[Start]

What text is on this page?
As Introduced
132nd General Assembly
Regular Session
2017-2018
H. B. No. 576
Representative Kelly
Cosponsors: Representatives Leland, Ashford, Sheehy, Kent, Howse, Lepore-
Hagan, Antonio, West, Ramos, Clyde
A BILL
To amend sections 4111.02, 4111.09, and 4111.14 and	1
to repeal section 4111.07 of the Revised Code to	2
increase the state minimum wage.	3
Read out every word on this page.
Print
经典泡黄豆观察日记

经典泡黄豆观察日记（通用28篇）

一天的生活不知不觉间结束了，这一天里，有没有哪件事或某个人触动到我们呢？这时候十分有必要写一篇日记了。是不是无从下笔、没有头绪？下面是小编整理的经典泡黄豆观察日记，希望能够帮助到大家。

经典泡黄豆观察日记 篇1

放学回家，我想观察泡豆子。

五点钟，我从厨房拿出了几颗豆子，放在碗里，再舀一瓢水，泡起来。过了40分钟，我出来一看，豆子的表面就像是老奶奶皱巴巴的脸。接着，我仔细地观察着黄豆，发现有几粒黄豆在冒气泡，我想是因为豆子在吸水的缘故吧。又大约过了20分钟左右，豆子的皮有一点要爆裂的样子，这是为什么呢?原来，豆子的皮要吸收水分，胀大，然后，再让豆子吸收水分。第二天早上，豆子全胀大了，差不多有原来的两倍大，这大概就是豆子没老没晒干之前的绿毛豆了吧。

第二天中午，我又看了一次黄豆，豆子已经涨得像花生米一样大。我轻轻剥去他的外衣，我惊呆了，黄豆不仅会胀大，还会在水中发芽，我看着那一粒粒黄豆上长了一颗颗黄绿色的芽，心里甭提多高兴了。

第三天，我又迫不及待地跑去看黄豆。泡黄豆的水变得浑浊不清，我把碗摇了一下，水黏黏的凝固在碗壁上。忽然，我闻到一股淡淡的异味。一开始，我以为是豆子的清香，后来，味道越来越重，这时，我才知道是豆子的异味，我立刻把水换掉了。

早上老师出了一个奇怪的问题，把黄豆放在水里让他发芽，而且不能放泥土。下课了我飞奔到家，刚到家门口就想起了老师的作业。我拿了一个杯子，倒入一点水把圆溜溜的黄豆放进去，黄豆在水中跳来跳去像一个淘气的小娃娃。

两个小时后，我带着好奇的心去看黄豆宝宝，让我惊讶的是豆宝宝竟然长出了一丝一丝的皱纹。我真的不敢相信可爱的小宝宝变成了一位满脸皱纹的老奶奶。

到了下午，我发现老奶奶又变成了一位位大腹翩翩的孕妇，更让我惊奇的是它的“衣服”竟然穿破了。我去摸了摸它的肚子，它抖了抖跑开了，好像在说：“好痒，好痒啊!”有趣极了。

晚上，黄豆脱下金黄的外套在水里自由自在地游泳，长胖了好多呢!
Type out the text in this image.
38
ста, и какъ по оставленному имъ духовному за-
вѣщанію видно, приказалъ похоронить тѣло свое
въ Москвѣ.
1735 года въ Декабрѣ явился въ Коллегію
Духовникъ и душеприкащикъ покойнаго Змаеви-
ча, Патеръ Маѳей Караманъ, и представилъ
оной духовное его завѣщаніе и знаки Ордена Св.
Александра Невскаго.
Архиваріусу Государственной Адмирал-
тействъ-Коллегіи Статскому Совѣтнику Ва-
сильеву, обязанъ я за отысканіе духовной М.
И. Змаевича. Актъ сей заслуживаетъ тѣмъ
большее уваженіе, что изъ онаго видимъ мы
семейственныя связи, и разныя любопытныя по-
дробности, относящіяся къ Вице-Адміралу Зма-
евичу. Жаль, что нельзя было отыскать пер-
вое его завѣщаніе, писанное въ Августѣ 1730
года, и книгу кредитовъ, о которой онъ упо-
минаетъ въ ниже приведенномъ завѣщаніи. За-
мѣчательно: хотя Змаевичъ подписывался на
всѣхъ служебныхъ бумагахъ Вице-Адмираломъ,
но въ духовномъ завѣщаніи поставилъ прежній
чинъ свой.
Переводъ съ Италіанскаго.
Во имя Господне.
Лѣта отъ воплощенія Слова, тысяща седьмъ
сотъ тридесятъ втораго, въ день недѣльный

[End]
[Start]

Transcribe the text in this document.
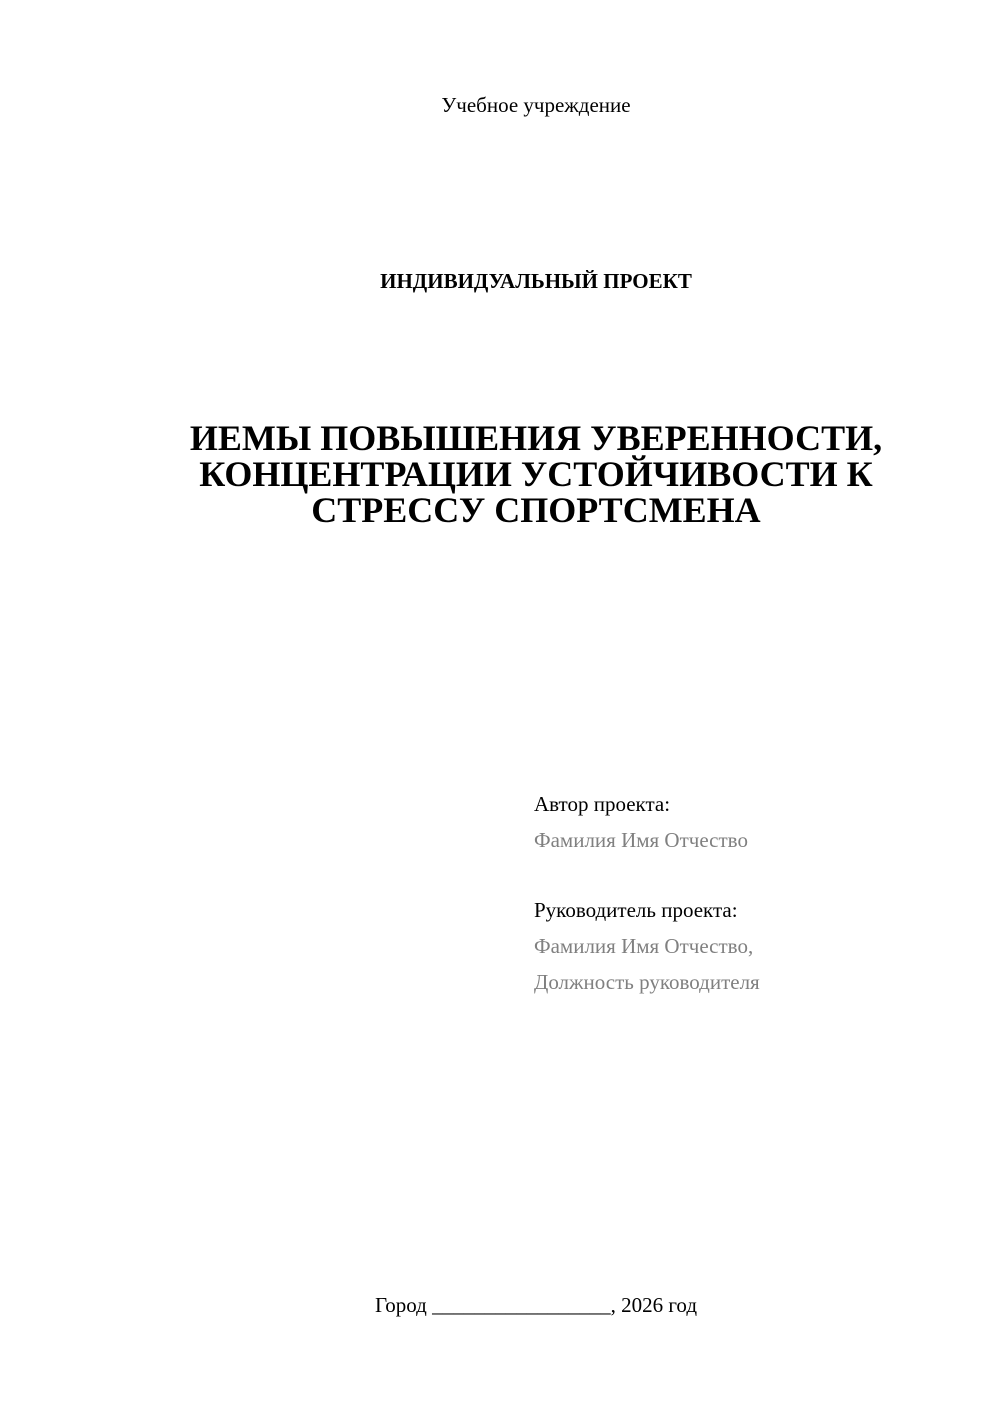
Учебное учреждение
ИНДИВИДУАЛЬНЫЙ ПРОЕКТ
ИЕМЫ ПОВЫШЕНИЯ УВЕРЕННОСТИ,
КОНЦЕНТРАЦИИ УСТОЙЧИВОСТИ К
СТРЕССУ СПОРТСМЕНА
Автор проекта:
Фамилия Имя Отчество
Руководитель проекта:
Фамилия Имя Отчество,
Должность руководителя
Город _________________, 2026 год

[End]
[Start]

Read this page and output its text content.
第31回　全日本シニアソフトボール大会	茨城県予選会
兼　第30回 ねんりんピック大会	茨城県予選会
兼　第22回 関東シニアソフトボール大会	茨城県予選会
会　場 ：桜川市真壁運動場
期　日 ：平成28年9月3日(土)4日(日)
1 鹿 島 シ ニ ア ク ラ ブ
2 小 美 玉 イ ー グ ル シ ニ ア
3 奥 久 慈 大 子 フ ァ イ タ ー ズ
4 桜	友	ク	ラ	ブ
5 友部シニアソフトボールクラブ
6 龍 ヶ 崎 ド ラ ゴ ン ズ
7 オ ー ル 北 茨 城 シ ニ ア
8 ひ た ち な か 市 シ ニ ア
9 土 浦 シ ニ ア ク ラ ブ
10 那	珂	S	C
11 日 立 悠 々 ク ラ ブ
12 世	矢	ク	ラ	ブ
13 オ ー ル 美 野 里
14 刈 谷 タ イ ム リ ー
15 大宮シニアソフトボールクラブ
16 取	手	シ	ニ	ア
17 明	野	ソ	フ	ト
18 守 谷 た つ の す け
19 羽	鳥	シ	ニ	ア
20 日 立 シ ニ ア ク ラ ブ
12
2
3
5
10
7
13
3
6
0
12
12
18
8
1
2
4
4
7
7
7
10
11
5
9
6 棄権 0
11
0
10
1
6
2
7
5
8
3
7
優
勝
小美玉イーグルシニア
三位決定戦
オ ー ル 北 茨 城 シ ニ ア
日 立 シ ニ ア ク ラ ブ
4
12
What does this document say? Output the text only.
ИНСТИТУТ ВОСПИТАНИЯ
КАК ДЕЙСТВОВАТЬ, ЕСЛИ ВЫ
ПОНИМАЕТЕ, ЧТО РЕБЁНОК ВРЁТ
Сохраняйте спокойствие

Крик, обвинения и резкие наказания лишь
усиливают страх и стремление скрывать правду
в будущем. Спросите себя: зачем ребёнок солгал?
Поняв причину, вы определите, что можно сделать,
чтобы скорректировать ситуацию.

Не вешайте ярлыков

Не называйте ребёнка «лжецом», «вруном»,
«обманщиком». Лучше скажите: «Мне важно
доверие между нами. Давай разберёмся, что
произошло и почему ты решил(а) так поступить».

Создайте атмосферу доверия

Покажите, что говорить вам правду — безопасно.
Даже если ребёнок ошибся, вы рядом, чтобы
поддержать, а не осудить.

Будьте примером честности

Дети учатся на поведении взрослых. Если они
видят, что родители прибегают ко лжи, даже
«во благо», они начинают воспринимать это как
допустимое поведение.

[End]

Exercise
Search the records for the word "What", then list every line that has it.

Solution
What text is on this page?
What does this document say? Output the text only.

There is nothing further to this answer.